## Aim of the task
Copy out every line containing the word "Animal".

## Material shown
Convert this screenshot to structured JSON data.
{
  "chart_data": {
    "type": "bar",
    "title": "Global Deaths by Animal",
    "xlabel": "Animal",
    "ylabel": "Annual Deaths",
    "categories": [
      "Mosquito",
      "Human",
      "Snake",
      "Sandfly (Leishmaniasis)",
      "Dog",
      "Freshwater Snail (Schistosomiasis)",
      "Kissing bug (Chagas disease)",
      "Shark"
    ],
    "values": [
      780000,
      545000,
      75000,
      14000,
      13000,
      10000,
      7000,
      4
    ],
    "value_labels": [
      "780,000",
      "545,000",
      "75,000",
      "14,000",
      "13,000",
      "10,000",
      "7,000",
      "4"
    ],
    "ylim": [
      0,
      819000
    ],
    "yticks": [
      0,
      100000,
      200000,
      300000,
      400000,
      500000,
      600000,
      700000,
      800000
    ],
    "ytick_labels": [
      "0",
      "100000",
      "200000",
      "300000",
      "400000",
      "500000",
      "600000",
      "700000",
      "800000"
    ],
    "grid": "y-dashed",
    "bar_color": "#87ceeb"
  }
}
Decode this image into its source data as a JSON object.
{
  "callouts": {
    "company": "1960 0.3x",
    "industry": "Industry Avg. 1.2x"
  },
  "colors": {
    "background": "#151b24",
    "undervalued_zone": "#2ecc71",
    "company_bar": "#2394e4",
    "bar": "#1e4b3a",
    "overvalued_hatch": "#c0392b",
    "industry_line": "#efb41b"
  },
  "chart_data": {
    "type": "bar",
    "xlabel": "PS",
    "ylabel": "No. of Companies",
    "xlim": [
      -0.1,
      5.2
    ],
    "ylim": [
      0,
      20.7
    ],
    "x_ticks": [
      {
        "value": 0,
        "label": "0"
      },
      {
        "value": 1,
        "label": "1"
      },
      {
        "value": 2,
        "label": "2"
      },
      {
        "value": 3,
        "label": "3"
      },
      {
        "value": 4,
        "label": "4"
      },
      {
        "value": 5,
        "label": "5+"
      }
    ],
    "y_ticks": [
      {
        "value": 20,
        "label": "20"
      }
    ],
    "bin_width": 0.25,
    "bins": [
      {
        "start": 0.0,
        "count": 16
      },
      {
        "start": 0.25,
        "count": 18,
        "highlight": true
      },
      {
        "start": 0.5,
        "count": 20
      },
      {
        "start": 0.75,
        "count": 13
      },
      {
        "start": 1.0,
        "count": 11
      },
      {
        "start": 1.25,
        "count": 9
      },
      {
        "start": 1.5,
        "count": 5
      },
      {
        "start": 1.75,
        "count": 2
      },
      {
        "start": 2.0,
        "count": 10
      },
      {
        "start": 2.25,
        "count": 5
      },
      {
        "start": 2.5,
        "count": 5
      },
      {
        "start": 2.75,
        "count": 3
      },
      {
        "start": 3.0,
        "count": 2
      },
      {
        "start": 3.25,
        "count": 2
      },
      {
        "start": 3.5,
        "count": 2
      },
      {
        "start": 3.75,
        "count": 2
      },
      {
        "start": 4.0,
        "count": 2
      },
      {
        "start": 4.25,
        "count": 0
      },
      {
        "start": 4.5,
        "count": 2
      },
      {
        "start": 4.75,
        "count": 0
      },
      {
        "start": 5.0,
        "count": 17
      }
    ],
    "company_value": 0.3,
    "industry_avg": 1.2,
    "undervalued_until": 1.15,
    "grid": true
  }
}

## Exercise answer
    "title": "Global Deaths by Animal",
    "xlabel": "Animal",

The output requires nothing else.